Задание. Перепишите без изменений строки записей от самого начала до строки с «dialog-title: 高级筛选: [155, 51, 204, 65]», включая ее.

Записи данных.
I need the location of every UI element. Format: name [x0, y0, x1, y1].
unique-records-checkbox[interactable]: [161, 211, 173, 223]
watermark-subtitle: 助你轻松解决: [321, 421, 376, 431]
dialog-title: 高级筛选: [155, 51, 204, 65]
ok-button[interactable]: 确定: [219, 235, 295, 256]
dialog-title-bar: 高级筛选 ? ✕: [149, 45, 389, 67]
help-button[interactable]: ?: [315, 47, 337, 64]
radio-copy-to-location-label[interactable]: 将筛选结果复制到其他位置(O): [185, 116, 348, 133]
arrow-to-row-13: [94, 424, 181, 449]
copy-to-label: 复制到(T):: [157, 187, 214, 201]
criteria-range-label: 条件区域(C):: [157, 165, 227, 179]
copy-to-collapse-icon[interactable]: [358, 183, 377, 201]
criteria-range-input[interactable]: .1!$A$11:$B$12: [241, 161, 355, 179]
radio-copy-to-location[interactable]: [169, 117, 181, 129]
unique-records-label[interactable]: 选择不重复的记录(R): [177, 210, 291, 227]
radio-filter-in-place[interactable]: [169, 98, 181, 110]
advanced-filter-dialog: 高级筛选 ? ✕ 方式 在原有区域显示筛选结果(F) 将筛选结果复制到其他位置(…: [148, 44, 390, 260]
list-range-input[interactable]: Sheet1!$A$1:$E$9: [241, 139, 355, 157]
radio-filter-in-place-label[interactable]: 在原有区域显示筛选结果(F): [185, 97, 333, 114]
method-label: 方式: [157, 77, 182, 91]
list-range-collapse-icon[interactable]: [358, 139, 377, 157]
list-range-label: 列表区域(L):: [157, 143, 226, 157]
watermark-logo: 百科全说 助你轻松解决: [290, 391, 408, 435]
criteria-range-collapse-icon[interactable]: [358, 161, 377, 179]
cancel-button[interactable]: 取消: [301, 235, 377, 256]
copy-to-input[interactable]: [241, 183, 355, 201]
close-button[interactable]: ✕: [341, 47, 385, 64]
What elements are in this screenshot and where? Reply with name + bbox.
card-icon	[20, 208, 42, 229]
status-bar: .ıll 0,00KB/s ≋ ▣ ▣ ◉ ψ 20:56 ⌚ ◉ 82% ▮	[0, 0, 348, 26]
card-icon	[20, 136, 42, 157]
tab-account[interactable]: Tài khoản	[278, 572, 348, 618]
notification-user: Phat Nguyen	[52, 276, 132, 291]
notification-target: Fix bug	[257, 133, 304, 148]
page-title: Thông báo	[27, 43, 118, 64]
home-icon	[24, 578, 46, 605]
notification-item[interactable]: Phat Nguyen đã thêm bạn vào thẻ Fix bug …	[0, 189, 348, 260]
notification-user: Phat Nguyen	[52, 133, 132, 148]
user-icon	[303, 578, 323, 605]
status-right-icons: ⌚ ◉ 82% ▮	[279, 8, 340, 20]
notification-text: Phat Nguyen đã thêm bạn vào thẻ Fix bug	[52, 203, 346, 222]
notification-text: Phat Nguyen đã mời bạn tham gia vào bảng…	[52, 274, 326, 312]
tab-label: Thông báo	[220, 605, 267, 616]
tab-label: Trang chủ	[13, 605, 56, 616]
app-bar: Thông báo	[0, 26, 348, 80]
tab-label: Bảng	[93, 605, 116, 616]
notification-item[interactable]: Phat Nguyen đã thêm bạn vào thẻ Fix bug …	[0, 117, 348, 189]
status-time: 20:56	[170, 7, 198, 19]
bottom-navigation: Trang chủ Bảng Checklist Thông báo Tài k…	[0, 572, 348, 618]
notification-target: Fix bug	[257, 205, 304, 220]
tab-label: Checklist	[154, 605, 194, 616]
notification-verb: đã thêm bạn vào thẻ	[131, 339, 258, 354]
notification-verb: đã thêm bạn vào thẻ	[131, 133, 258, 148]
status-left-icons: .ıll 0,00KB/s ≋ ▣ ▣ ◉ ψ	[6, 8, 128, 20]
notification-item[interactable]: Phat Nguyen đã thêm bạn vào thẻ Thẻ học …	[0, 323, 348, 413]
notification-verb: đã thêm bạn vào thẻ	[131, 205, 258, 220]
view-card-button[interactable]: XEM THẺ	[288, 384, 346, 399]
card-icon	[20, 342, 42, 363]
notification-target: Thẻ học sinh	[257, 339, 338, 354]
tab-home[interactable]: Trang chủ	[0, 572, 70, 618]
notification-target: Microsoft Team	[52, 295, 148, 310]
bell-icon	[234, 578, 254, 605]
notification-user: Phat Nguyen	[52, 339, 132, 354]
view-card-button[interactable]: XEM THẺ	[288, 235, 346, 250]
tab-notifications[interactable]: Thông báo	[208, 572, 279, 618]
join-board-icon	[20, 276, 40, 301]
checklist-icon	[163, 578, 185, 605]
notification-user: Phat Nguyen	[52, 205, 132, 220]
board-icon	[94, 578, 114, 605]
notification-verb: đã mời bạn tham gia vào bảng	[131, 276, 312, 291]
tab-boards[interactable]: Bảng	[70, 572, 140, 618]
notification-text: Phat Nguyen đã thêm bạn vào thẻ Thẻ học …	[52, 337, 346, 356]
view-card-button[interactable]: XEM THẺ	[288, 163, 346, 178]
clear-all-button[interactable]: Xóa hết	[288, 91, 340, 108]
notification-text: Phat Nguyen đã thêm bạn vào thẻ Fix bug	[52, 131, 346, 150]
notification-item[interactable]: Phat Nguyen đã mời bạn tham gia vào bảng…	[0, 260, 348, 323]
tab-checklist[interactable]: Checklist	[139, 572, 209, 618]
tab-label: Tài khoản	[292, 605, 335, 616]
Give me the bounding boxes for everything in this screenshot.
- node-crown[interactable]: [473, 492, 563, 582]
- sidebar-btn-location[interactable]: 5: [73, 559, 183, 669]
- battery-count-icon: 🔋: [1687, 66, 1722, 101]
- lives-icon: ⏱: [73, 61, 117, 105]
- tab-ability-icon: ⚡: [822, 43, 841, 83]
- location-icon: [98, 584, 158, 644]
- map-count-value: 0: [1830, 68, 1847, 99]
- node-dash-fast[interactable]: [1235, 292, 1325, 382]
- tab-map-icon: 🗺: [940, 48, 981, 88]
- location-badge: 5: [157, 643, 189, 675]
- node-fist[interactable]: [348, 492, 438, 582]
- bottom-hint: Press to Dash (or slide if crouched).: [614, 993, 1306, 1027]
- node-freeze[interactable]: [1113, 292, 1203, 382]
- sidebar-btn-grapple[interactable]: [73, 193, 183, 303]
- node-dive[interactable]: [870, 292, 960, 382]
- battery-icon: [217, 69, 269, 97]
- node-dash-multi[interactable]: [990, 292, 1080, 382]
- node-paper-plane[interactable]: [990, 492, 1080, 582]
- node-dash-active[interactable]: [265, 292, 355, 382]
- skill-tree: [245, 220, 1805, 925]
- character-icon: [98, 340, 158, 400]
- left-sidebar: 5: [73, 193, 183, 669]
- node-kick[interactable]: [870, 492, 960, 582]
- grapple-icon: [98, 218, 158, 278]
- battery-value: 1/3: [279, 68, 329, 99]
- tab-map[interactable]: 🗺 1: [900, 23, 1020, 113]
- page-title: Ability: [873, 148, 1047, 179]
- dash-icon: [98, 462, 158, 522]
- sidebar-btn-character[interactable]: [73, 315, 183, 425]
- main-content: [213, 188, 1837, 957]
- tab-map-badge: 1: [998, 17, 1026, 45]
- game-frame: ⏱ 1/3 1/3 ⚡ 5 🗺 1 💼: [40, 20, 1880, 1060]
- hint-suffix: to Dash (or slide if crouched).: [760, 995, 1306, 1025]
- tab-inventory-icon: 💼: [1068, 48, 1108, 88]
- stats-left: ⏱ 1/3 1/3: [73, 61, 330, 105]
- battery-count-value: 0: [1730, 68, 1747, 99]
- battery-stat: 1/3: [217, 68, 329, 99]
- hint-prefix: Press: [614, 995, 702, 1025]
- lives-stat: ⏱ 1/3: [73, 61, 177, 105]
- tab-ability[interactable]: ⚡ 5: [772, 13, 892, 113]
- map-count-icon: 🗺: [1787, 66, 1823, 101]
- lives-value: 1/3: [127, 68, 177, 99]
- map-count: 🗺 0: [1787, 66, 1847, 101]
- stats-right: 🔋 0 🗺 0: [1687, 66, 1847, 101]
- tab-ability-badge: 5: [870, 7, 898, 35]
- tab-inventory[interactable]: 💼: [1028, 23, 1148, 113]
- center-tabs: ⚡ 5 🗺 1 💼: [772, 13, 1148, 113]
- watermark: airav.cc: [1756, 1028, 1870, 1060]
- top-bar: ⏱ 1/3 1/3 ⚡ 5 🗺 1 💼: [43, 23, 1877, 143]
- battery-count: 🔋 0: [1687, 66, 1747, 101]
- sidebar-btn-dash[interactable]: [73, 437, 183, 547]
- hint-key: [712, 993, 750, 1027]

Выполненное задание.
I need the location of every UI element. Format: name [x0, y0, x1, y1].
unique-records-checkbox[interactable]: [161, 211, 173, 223]
watermark-subtitle: 助你轻松解决: [321, 421, 376, 431]
dialog-title: 高级筛选: [155, 51, 204, 65]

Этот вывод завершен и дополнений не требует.